• TASK REQUIREMENTS:
Search the records below for the word "note" and show every line where it occurs.

>> BEGIN

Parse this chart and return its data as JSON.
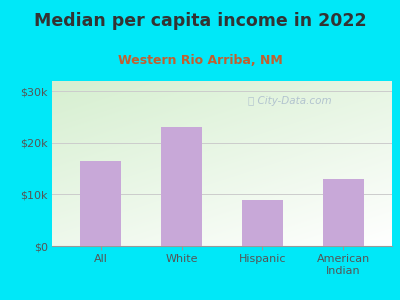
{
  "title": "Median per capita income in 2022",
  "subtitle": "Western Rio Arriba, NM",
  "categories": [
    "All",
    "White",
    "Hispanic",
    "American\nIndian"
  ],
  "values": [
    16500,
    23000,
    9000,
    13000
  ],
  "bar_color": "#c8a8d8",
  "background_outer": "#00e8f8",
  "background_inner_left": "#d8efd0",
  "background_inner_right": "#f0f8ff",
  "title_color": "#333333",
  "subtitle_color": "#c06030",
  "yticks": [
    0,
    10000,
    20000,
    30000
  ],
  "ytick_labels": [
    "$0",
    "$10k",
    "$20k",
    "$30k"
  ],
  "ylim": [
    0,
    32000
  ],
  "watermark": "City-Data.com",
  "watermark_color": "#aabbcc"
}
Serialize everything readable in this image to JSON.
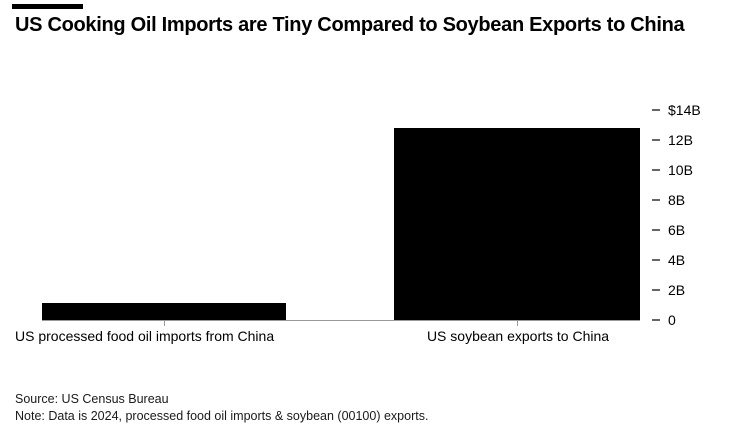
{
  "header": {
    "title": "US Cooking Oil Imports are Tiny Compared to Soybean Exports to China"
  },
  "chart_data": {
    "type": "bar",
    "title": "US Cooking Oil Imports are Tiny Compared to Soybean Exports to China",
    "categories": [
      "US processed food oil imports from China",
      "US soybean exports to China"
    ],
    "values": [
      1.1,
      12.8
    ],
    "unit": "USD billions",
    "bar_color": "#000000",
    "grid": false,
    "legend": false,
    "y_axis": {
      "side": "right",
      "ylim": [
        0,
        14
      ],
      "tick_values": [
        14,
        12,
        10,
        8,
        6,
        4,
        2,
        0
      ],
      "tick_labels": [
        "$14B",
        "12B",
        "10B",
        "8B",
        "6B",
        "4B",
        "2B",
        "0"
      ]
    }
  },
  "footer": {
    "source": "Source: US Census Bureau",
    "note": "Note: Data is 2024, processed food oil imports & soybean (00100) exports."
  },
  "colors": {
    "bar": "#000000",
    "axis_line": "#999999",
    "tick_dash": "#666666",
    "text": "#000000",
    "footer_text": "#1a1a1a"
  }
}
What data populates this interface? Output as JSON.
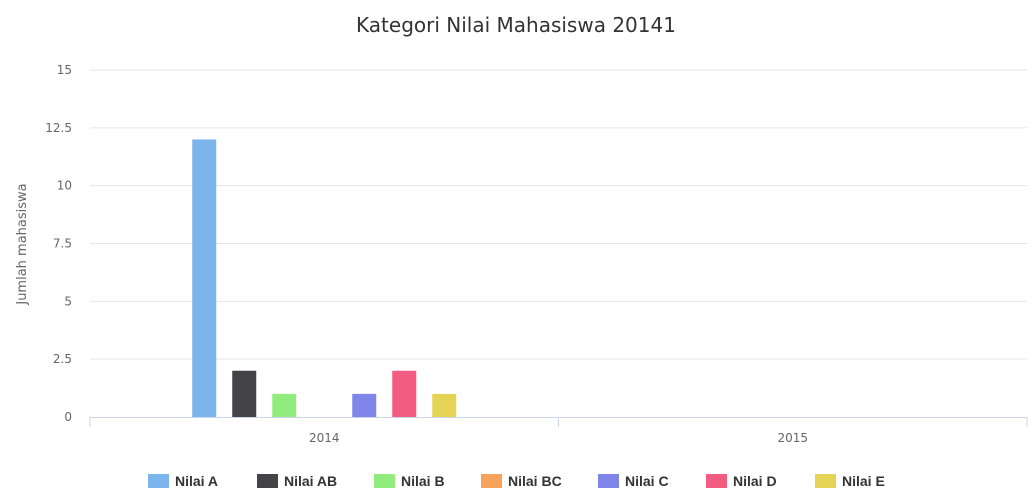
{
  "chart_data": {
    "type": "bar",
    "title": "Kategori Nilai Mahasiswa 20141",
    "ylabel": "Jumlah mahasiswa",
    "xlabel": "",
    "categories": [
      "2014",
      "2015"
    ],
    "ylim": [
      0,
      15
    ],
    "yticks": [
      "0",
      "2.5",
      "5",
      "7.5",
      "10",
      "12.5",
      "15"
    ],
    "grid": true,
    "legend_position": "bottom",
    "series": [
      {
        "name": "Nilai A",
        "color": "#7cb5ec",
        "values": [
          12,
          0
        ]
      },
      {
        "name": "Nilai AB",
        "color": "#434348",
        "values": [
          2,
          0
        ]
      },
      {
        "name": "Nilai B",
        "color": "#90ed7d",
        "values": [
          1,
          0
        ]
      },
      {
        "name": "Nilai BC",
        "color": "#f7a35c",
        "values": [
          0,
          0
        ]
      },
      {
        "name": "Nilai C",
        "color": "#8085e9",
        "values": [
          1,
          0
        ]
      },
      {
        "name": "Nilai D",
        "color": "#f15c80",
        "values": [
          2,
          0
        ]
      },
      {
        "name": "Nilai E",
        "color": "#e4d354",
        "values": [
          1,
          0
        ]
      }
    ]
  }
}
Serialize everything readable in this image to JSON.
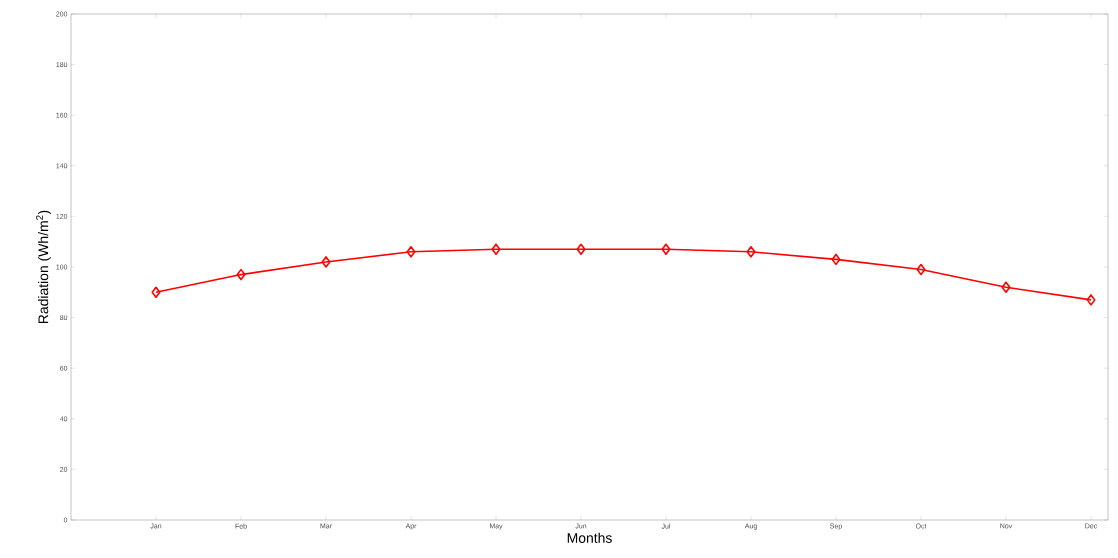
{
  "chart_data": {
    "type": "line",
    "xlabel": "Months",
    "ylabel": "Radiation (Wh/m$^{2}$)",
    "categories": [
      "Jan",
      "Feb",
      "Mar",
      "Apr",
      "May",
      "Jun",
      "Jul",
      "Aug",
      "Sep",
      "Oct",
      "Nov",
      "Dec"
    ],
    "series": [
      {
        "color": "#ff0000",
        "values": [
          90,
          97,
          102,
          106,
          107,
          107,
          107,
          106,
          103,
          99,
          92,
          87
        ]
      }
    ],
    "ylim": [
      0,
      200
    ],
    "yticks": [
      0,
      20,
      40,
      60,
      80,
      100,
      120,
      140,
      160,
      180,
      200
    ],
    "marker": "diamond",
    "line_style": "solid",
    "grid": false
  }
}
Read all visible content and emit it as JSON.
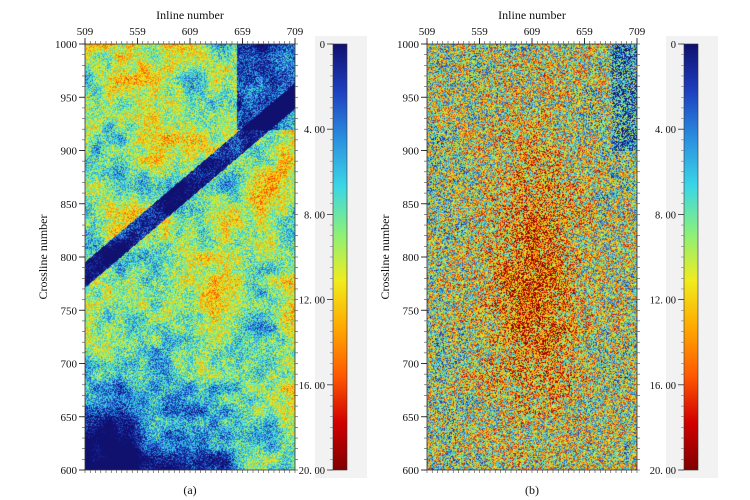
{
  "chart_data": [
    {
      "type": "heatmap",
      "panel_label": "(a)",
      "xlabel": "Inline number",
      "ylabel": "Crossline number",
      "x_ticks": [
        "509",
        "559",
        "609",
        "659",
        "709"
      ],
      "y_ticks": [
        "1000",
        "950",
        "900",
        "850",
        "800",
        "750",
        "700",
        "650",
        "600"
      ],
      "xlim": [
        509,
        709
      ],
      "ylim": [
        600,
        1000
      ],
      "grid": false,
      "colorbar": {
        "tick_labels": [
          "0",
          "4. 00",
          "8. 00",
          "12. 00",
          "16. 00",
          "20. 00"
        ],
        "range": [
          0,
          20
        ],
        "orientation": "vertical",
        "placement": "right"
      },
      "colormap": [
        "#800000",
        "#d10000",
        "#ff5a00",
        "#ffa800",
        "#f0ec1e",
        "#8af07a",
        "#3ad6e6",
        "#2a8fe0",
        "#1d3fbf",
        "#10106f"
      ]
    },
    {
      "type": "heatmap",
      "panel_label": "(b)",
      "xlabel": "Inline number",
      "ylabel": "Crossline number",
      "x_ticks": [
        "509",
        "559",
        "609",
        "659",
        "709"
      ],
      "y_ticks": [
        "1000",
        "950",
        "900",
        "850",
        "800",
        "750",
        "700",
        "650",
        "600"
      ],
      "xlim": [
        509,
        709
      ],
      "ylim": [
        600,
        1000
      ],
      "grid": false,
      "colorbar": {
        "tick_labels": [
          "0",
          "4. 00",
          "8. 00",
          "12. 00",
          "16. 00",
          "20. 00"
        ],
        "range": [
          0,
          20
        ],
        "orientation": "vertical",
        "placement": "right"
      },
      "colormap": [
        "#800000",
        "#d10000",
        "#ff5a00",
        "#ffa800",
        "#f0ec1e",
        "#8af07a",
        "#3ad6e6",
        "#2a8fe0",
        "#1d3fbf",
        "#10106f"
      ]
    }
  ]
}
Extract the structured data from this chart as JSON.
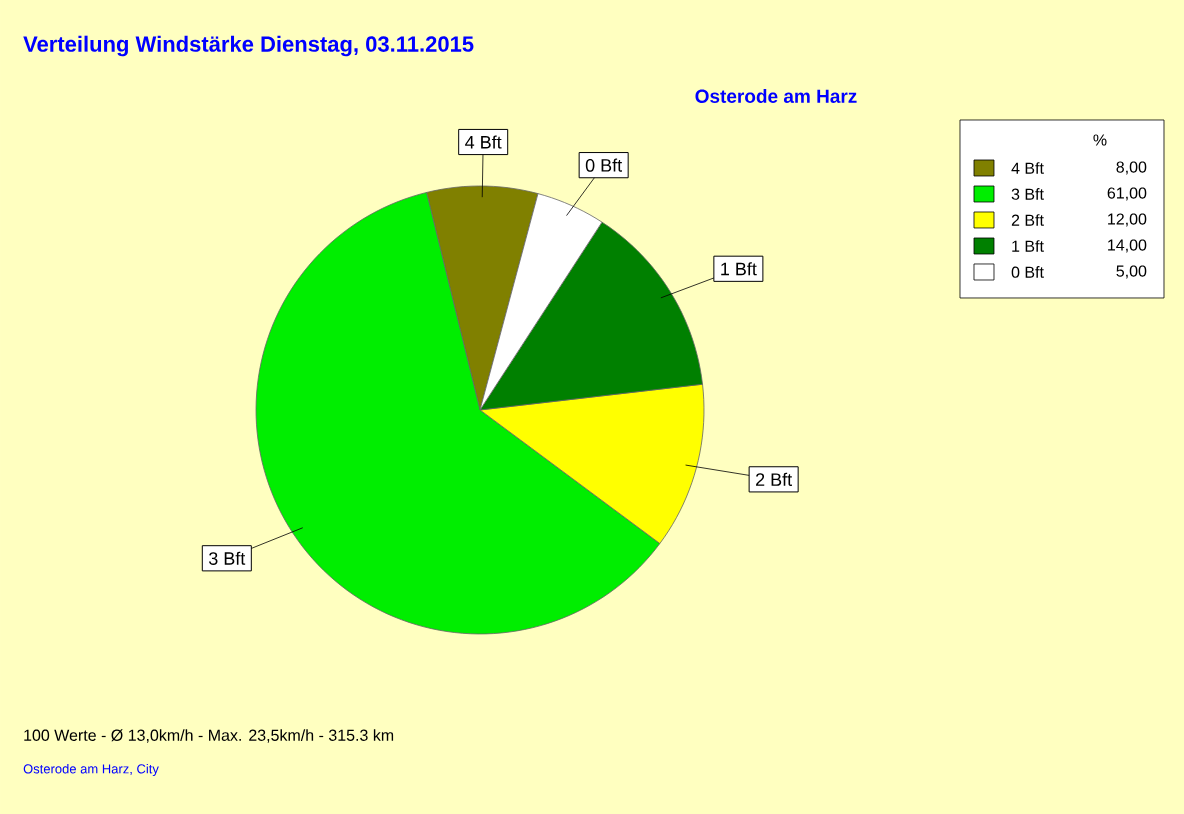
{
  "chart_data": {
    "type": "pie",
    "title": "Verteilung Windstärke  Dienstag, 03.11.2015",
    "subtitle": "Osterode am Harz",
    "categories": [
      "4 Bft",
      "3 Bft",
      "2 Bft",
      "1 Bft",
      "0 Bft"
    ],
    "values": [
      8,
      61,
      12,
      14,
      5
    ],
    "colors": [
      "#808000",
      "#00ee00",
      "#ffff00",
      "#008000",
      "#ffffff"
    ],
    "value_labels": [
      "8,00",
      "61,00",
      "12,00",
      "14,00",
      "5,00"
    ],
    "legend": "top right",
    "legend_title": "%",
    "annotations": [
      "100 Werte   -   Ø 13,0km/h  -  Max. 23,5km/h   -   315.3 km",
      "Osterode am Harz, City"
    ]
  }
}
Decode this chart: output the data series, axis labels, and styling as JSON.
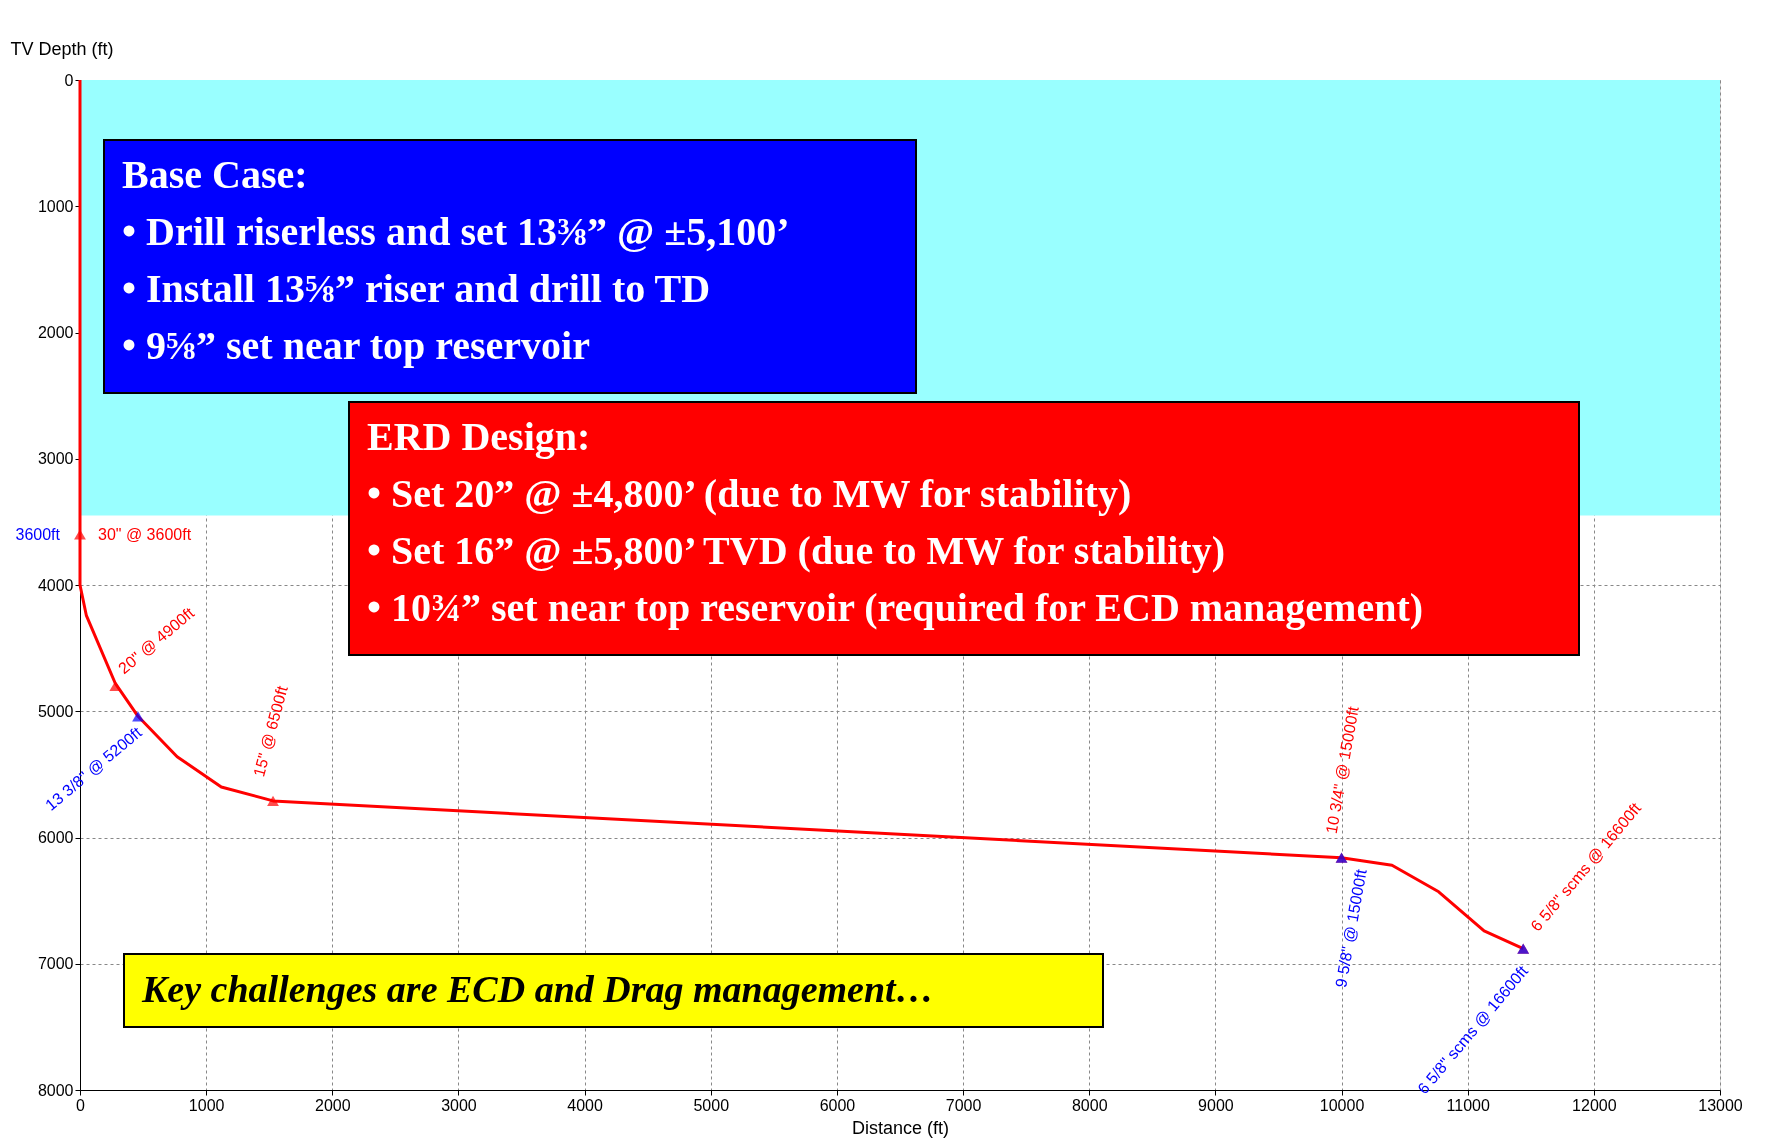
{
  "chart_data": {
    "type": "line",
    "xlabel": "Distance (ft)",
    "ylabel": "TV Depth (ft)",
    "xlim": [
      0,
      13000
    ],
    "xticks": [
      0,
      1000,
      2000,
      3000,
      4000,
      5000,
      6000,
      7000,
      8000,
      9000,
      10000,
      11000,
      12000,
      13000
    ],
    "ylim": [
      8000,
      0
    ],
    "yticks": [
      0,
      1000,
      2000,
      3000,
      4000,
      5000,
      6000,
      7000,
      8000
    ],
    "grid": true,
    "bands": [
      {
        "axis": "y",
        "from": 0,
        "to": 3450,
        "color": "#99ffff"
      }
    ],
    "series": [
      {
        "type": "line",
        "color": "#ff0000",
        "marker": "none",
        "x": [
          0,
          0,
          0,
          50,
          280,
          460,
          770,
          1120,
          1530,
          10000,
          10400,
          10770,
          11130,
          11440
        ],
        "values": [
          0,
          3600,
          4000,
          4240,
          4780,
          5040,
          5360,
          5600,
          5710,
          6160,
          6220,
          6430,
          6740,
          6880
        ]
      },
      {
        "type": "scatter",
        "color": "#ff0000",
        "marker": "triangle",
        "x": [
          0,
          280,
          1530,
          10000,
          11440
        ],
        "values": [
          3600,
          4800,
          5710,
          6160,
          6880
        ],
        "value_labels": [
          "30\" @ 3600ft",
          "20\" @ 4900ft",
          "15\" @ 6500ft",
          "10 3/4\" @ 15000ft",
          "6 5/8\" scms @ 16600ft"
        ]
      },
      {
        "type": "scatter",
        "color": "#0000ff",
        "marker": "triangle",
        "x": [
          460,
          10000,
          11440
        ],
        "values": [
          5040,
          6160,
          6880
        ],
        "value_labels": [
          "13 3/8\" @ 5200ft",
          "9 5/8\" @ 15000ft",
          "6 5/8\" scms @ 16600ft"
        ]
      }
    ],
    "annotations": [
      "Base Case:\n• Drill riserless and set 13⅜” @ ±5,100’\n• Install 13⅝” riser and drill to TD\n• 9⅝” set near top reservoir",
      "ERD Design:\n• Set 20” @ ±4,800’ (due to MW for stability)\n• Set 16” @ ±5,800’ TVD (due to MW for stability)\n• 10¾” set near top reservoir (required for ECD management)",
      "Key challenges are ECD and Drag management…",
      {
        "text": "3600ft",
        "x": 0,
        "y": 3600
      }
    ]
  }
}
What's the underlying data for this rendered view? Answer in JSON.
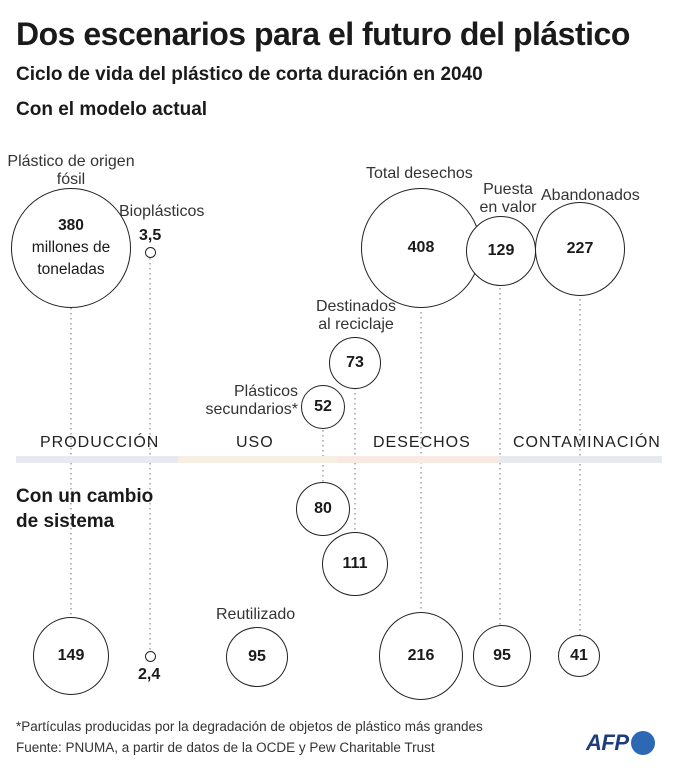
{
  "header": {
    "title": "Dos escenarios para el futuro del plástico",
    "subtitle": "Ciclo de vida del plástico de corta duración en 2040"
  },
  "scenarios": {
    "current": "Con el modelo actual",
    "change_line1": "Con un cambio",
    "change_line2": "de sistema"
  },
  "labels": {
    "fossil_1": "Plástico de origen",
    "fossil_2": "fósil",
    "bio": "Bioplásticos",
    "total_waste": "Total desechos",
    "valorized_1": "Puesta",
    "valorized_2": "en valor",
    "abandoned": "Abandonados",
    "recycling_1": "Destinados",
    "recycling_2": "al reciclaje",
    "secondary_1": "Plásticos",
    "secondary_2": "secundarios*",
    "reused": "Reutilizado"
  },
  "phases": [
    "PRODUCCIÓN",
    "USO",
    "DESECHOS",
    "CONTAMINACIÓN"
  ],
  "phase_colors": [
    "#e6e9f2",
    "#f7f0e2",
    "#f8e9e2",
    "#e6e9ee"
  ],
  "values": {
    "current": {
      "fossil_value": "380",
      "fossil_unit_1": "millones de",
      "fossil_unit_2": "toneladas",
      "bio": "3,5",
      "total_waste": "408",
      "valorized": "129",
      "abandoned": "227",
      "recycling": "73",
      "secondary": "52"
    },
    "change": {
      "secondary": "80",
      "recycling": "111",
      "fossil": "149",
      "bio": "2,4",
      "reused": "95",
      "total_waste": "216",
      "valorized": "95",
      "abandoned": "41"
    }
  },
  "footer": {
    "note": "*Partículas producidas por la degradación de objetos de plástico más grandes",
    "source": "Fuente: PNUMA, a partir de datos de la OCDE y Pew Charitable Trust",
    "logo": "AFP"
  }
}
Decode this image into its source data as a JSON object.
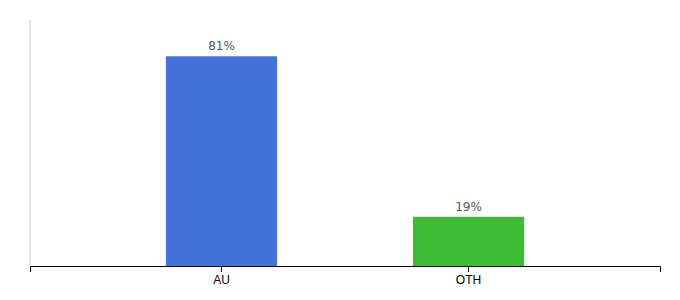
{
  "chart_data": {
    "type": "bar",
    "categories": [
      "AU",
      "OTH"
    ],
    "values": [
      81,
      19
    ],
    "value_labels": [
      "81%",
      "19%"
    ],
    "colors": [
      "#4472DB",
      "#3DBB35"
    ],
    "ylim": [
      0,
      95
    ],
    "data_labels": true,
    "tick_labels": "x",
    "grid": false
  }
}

>> END

• EXERCISE ANSWER:
    "note": "Note: Data is 2024, processed food oil imports & soybean (00100) exports."
    "note": "*Partículas producidas por la degradación de objetos de plástico más grandes",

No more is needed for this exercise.